Segment Start: Data
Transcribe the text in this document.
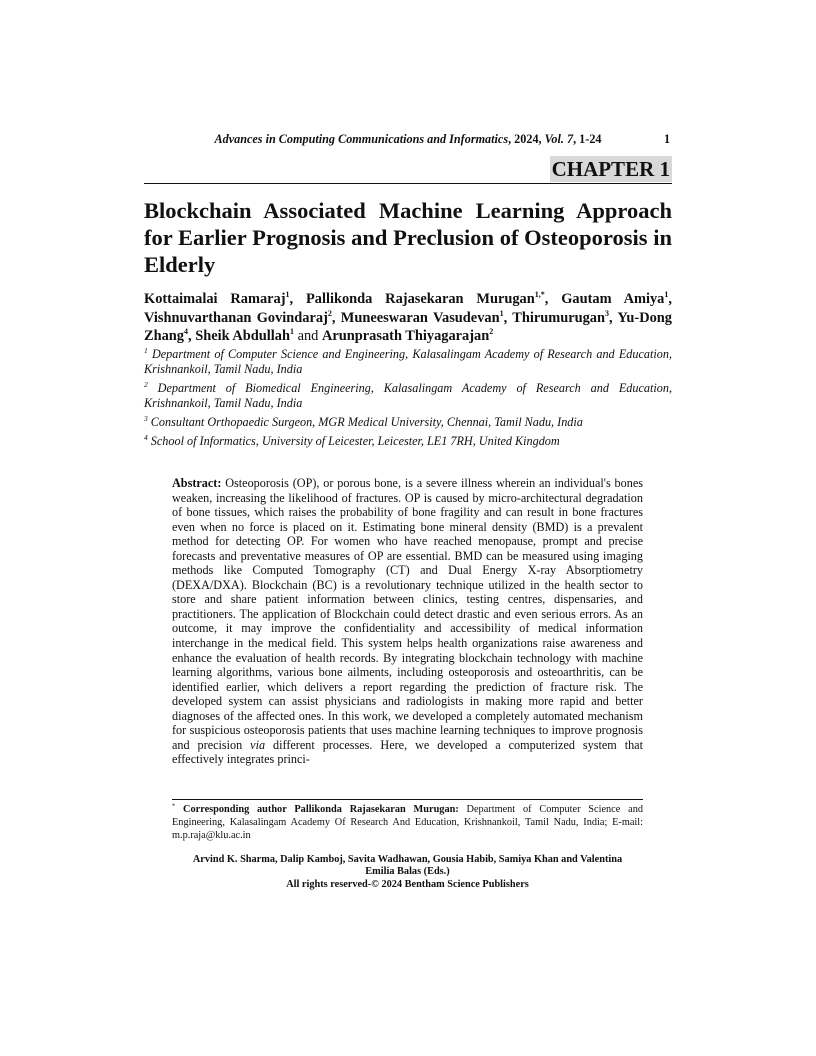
Advances in Computing Communications and Informatics, 2024, Vol. 7, 1-24	1
CHAPTER 1
Blockchain Associated Machine Learning Approach for Earlier Prognosis and Preclusion of Osteoporosis in Elderly

Kottaimalai Ramaraj$^1$, Pallikonda Rajasekaran Murugan$^{1,*}$, Gautam Amiya$^1$, Vishnuvarthanan Govindaraj$^2$, Muneeswaran Vasudevan$^1$, Thirumurugan$^3$, Yu-Dong Zhang$^4$, Sheik Abdullah$^1$ and Arunprasath Thiyagarajan$^2$

$^1$ Department of Computer Science and Engineering, Kalasalingam Academy of Research and Education, Krishnankoil, Tamil Nadu, India

$^2$ Department of Biomedical Engineering, Kalasalingam Academy of Research and Education, Krishnankoil, Tamil Nadu, India

$^3$ Consultant Orthopaedic Surgeon, MGR Medical University, Chennai, Tamil Nadu, India

$^4$ School of Informatics, University of Leicester, Leicester, LE1 7RH, United Kingdom

Abstract: Osteoporosis (OP), or porous bone, is a severe illness wherein an individual's bones weaken, increasing the likelihood of fractures. OP is caused by micro-architectural degradation of bone tissues, which raises the probability of bone fragility and can result in bone fractures even when no force is placed on it. Estimating bone mineral density (BMD) is a prevalent method for detecting OP. For women who have reached menopause, prompt and precise forecasts and preventative measures of OP are essential. BMD can be measured using imaging methods like Computed Tomography (CT) and Dual Energy X-ray Absorptiometry (DEXA/DXA). Blockchain (BC) is a revolutionary technique utilized in the health sector to store and share patient information between clinics, testing centres, dispensaries, and practitioners. The application of Blockchain could detect drastic and even serious errors. As an outcome, it may improve the confidentiality and accessibility of medical information interchange in the medical field. This system helps health organizations raise awareness and enhance the evaluation of health records. By integrating blockchain technology with machine learning algorithms, various bone ailments, including osteoporosis and osteoarthritis, can be identified earlier, which delivers a report regarding the prediction of fracture risk. The developed system can assist physicians and radiologists in making more rapid and better diagnoses of the affected ones. In this work, we developed a completely automated mechanism for suspicious osteoporosis patients that uses machine learning techniques to improve prognosis and precision via different processes. Here, we developed a computerized system that effectively integrates princi-

* Corresponding author Pallikonda Rajasekaran Murugan: Department of Computer Science and Engineering, Kalasalingam Academy Of Research And Education, Krishnankoil, Tamil Nadu, India; E-mail: m.p.raja@klu.ac.in

Arvind K. Sharma, Dalip Kamboj, Savita Wadhawan, Gousia Habib, Samiya Khan and Valentina
Emilia Balas (Eds.)
All rights reserved-© 2024 Bentham Science Publishers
Segment End: Data
*Task details*
Your copy of the data above should match it exactly, apart from the images.

*Written answer*
Transcribe the text in this document.
Advances in Computing Communications and Informatics, 2024, Vol. 7, 1-24	1
CHAPTER 1
Blockchain Associated Machine Learning Approach for Earlier Prognosis and Preclusion of Osteoporosis in Elderly

Kottaimalai Ramaraj$^1$, Pallikonda Rajasekaran Murugan$^{1,*}$, Gautam Amiya$^1$, Vishnuvarthanan Govindaraj$^2$, Muneeswaran Vasudevan$^1$, Thirumurugan$^3$, Yu-Dong Zhang$^4$, Sheik Abdullah$^1$ and Arunprasath Thiyagarajan$^2$

$^1$ Department of Computer Science and Engineering, Kalasalingam Academy of Research and Education, Krishnankoil, Tamil Nadu, India

$^2$ Department of Biomedical Engineering, Kalasalingam Academy of Research and Education, Krishnankoil, Tamil Nadu, India

$^3$ Consultant Orthopaedic Surgeon, MGR Medical University, Chennai, Tamil Nadu, India

$^4$ School of Informatics, University of Leicester, Leicester, LE1 7RH, United Kingdom

Abstract: Osteoporosis (OP), or porous bone, is a severe illness wherein an individual's bones weaken, increasing the likelihood of fractures. OP is caused by micro-architectural degradation of bone tissues, which raises the probability of bone fragility and can result in bone fractures even when no force is placed on it. Estimating bone mineral density (BMD) is a prevalent method for detecting OP. For women who have reached menopause, prompt and precise forecasts and preventative measures of OP are essential. BMD can be measured using imaging methods like Computed Tomography (CT) and Dual Energy X-ray Absorptiometry (DEXA/DXA). Blockchain (BC) is a revolutionary technique utilized in the health sector to store and share patient information between clinics, testing centres, dispensaries, and practitioners. The application of Blockchain could detect drastic and even serious errors. As an outcome, it may improve the confidentiality and accessibility of medical information interchange in the medical field. This system helps health organizations raise awareness and enhance the evaluation of health records. By integrating blockchain technology with machine learning algorithms, various bone ailments, including osteoporosis and osteoarthritis, can be identified earlier, which delivers a report regarding the prediction of fracture risk. The developed system can assist physicians and radiologists in making more rapid and better diagnoses of the affected ones. In this work, we developed a completely automated mechanism for suspicious osteoporosis patients that uses machine learning techniques to improve prognosis and precision via different processes. Here, we developed a computerized system that effectively integrates princi-

* Corresponding author Pallikonda Rajasekaran Murugan: Department of Computer Science and Engineering, Kalasalingam Academy Of Research And Education, Krishnankoil, Tamil Nadu, India; E-mail: m.p.raja@klu.ac.in

Arvind K. Sharma, Dalip Kamboj, Savita Wadhawan, Gousia Habib, Samiya Khan and Valentina
Emilia Balas (Eds.)
All rights reserved-© 2024 Bentham Science Publishers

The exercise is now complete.